Supplied information:

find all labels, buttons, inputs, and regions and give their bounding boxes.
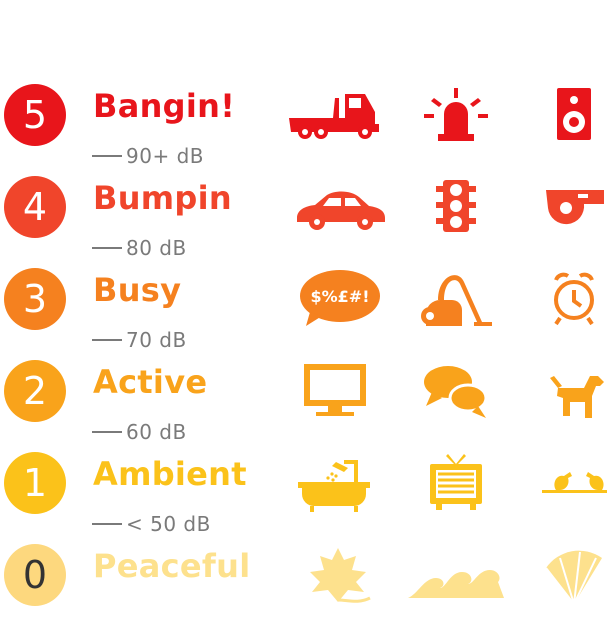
level-number-badge: 5: [4, 84, 66, 146]
db-value: 70 dB: [126, 328, 187, 352]
level-name: Peaceful: [93, 547, 251, 585]
level-name: Bangin!: [93, 87, 236, 125]
db-label: 70 dB: [92, 328, 187, 352]
level-number-badge: 4: [4, 176, 66, 238]
siren-icon: [408, 84, 504, 144]
level-4-row: 4 Bumpin 80 dB: [0, 176, 607, 268]
level-number-badge: 0: [4, 544, 66, 606]
level-number-badge: 3: [4, 268, 66, 330]
traffic-light-icon: [408, 176, 504, 236]
swearing-bubble-icon: $%£#!: [292, 268, 388, 328]
chat-bubbles-icon: [408, 360, 504, 420]
vacuum-cleaner-icon: [408, 268, 504, 328]
db-value: 90+ dB: [126, 144, 204, 168]
level-3-row: 3 Busy 70 dB $%£#!: [0, 268, 607, 360]
level-2-row: 2 Active 60 dB: [0, 360, 607, 452]
level-name: Ambient: [93, 455, 247, 493]
truck-icon: [287, 84, 383, 144]
level-name: Bumpin: [93, 179, 232, 217]
level-1-row: 1 Ambient < 50 dB: [0, 452, 607, 544]
bubble-text: $%£#!: [311, 287, 370, 306]
db-value: < 50 dB: [126, 512, 211, 536]
television-icon: [408, 452, 504, 512]
waves-icon: [408, 544, 504, 604]
car-icon: [293, 176, 389, 236]
db-value: 80 dB: [126, 236, 187, 260]
level-number-badge: 1: [4, 452, 66, 514]
level-name: Active: [93, 363, 208, 401]
db-label: 80 dB: [92, 236, 187, 260]
db-label: 60 dB: [92, 420, 187, 444]
whistle-icon: [526, 176, 607, 236]
fan-icon: [526, 544, 607, 605]
db-value: 60 dB: [126, 420, 187, 444]
level-0-row: 0 Peaceful: [0, 544, 607, 636]
leaf-icon: [290, 544, 386, 604]
level-number-badge: 2: [4, 360, 66, 422]
birds-on-wire-icon: [526, 452, 607, 512]
shower-bathtub-icon: [288, 452, 384, 512]
alarm-clock-icon: [526, 268, 607, 328]
speaker-icon: [526, 84, 607, 144]
level-5-row: 5 Bangin! 90+ dB: [0, 84, 607, 176]
db-label: 90+ dB: [92, 144, 204, 168]
monitor-icon: [286, 360, 382, 420]
level-name: Busy: [93, 271, 182, 309]
dog-icon: [526, 360, 607, 420]
db-label: < 50 dB: [92, 512, 211, 536]
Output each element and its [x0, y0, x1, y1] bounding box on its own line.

Exercise goal:
Duplicate the lines beginning with the one that contains "level-number-badge: 5: [4, 84, 66, 146]" and continuing through the one that contains "db-label: 80 dB: [92, 236, 187, 260]", including both of those lines.

Exercise answer:
level-number-badge: 5: [4, 84, 66, 146]
db-value: 70 dB: [126, 328, 187, 352]
level-name: Peaceful: [93, 547, 251, 585]
level-name: Bangin!: [93, 87, 236, 125]
db-label: 70 dB: [92, 328, 187, 352]
level-number-badge: 4: [4, 176, 66, 238]
siren-icon: [408, 84, 504, 144]
level-4-row: 4 Bumpin 80 dB: [0, 176, 607, 268]
level-number-badge: 0: [4, 544, 66, 606]
level-number-badge: 3: [4, 268, 66, 330]
traffic-light-icon: [408, 176, 504, 236]
swearing-bubble-icon: $%£#!: [292, 268, 388, 328]
chat-bubbles-icon: [408, 360, 504, 420]
vacuum-cleaner-icon: [408, 268, 504, 328]
db-value: 90+ dB: [126, 144, 204, 168]
level-3-row: 3 Busy 70 dB $%£#!: [0, 268, 607, 360]
level-2-row: 2 Active 60 dB: [0, 360, 607, 452]
level-name: Ambient: [93, 455, 247, 493]
truck-icon: [287, 84, 383, 144]
level-name: Bumpin: [93, 179, 232, 217]
level-1-row: 1 Ambient < 50 dB: [0, 452, 607, 544]
bubble-text: $%£#!: [311, 287, 370, 306]
db-value: < 50 dB: [126, 512, 211, 536]
television-icon: [408, 452, 504, 512]
waves-icon: [408, 544, 504, 604]
car-icon: [293, 176, 389, 236]
db-value: 80 dB: [126, 236, 187, 260]
level-number-badge: 1: [4, 452, 66, 514]
level-name: Active: [93, 363, 208, 401]
db-label: 80 dB: [92, 236, 187, 260]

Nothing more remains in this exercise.